EXERCISE PROMPT> Copy each line containing the word "HEAD" from the records that follow, please.

RECORDS TO PROCESS>
#####

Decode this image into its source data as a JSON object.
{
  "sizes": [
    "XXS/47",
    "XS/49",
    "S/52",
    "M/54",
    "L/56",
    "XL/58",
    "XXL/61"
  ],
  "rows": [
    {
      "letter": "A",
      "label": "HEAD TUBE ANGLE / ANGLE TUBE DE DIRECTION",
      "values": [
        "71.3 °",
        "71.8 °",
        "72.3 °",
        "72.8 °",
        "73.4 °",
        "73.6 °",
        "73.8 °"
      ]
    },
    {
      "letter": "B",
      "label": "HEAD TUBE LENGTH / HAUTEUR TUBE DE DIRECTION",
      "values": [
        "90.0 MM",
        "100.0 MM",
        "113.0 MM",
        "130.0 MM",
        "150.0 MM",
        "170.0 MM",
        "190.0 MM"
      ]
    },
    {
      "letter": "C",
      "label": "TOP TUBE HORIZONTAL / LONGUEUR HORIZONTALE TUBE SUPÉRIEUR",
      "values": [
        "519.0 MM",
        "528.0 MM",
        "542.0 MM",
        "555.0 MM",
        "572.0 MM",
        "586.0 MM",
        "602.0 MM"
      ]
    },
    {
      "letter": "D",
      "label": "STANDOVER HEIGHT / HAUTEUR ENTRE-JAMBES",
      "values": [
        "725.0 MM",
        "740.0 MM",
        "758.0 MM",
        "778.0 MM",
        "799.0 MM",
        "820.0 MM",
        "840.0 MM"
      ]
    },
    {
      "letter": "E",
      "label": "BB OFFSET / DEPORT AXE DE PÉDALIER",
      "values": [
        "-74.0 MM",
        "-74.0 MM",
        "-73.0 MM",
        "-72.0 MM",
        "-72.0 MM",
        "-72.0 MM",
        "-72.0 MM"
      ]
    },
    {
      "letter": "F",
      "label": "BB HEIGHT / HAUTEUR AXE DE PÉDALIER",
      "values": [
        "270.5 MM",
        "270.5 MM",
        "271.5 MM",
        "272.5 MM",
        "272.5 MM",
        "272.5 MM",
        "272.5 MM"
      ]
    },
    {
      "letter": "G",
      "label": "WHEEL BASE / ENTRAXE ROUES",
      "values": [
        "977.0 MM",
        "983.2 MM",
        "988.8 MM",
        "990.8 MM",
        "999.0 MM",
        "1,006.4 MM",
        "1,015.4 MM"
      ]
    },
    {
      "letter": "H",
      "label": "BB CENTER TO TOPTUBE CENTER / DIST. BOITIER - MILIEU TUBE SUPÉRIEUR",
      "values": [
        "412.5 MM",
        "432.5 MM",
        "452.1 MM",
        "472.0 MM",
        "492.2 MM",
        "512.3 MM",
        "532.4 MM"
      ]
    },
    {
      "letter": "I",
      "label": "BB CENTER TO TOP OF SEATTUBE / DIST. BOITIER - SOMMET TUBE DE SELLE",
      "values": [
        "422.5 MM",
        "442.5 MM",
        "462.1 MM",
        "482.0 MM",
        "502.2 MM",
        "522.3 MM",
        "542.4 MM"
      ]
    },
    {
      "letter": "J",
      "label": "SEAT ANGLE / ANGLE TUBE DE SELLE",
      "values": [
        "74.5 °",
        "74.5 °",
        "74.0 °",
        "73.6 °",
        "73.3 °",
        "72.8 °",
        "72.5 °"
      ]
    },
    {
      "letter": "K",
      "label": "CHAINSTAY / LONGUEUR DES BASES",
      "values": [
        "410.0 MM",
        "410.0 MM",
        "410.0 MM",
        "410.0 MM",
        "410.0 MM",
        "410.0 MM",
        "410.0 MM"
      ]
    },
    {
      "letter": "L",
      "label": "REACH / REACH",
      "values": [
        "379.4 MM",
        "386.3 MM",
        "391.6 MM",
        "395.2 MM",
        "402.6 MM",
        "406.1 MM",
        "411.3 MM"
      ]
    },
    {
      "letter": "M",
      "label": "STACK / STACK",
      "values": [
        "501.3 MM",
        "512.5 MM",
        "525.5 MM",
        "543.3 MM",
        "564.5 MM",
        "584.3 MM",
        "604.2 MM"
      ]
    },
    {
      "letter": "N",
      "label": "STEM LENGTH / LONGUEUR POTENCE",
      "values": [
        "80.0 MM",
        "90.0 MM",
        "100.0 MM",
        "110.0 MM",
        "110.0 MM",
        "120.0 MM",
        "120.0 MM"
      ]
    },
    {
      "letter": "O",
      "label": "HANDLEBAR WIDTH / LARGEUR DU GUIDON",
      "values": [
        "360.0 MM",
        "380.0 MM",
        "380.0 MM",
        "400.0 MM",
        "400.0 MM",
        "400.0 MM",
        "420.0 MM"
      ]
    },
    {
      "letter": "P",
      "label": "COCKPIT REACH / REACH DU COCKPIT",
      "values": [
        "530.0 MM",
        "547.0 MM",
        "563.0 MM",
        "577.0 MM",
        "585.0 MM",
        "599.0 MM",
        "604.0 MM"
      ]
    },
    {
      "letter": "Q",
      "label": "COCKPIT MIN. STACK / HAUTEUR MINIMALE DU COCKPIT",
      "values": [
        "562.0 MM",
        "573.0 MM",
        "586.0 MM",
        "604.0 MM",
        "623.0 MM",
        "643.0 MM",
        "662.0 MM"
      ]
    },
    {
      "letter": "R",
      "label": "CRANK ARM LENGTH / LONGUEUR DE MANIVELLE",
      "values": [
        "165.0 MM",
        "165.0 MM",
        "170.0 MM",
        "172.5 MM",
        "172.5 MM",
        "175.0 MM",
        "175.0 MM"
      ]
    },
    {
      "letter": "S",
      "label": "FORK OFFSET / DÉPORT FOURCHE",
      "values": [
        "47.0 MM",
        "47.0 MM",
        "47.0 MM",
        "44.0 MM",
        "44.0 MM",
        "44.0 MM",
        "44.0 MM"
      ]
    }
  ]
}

#####

EXPECTED ANSWER>
      "label": "HEAD TUBE ANGLE / ANGLE TUBE DE DIRECTION",
      "label": "HEAD TUBE LENGTH / HAUTEUR TUBE DE DIRECTION",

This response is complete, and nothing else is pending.